>> BEGIN Records

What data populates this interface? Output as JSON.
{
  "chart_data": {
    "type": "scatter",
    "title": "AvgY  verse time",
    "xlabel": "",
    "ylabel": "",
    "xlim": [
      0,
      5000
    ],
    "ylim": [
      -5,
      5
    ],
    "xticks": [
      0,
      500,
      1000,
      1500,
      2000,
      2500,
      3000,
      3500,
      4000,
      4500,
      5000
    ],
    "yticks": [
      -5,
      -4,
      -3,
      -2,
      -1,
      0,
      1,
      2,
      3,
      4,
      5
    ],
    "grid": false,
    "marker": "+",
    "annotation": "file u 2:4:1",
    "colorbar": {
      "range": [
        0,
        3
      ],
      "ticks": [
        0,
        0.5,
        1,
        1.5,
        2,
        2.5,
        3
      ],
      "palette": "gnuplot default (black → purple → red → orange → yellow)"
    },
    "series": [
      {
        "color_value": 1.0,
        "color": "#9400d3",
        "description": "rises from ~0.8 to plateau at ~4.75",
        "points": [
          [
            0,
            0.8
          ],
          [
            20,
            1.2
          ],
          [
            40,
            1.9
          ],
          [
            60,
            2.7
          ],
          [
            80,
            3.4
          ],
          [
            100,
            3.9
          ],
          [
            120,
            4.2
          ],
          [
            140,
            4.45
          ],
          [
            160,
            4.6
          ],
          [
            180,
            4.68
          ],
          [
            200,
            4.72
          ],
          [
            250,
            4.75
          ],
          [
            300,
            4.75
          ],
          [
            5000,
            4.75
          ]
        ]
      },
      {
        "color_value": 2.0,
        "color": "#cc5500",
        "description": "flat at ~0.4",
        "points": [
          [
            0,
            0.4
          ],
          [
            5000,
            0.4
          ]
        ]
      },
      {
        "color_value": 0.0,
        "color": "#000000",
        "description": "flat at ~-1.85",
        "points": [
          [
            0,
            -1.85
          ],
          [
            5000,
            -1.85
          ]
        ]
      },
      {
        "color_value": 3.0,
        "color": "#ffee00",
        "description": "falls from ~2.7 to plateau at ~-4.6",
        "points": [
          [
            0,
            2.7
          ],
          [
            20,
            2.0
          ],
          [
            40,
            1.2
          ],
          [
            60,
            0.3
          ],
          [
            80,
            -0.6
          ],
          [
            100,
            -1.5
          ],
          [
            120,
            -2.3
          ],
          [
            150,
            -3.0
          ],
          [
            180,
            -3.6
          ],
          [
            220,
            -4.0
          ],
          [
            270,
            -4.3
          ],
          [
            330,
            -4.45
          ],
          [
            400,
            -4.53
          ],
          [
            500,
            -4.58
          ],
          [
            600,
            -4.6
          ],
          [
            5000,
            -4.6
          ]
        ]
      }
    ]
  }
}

>> END Records
>> BEGIN Records

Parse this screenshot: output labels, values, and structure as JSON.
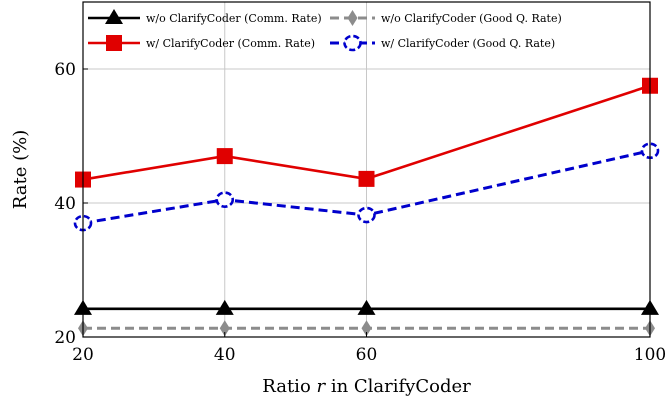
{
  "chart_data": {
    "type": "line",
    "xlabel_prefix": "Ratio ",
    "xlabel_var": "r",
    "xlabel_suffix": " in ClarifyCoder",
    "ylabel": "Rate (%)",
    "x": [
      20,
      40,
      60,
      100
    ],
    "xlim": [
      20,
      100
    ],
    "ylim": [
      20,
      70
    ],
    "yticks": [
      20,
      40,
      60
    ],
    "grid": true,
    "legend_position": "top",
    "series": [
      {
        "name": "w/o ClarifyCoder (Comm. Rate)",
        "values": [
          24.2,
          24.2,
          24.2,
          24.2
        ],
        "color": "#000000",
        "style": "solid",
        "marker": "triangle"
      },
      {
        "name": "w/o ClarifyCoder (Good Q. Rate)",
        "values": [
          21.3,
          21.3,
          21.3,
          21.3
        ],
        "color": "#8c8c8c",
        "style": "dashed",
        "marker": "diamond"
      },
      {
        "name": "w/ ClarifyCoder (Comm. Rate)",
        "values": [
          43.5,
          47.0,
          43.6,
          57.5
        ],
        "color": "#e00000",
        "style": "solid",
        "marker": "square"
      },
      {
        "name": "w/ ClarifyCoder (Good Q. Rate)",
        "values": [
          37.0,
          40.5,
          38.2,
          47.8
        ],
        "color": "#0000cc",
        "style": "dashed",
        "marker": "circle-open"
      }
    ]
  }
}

>> END Records

**Set task:** Extract, from the material above, each line holding the word "ClarifyCoder".

**Worked solution:**
    "xlabel_suffix": " in ClarifyCoder",
        "name": "w/o ClarifyCoder (Comm. Rate)",
        "name": "w/o ClarifyCoder (Good Q. Rate)",
        "name": "w/ ClarifyCoder (Comm. Rate)",
        "name": "w/ ClarifyCoder (Good Q. Rate)",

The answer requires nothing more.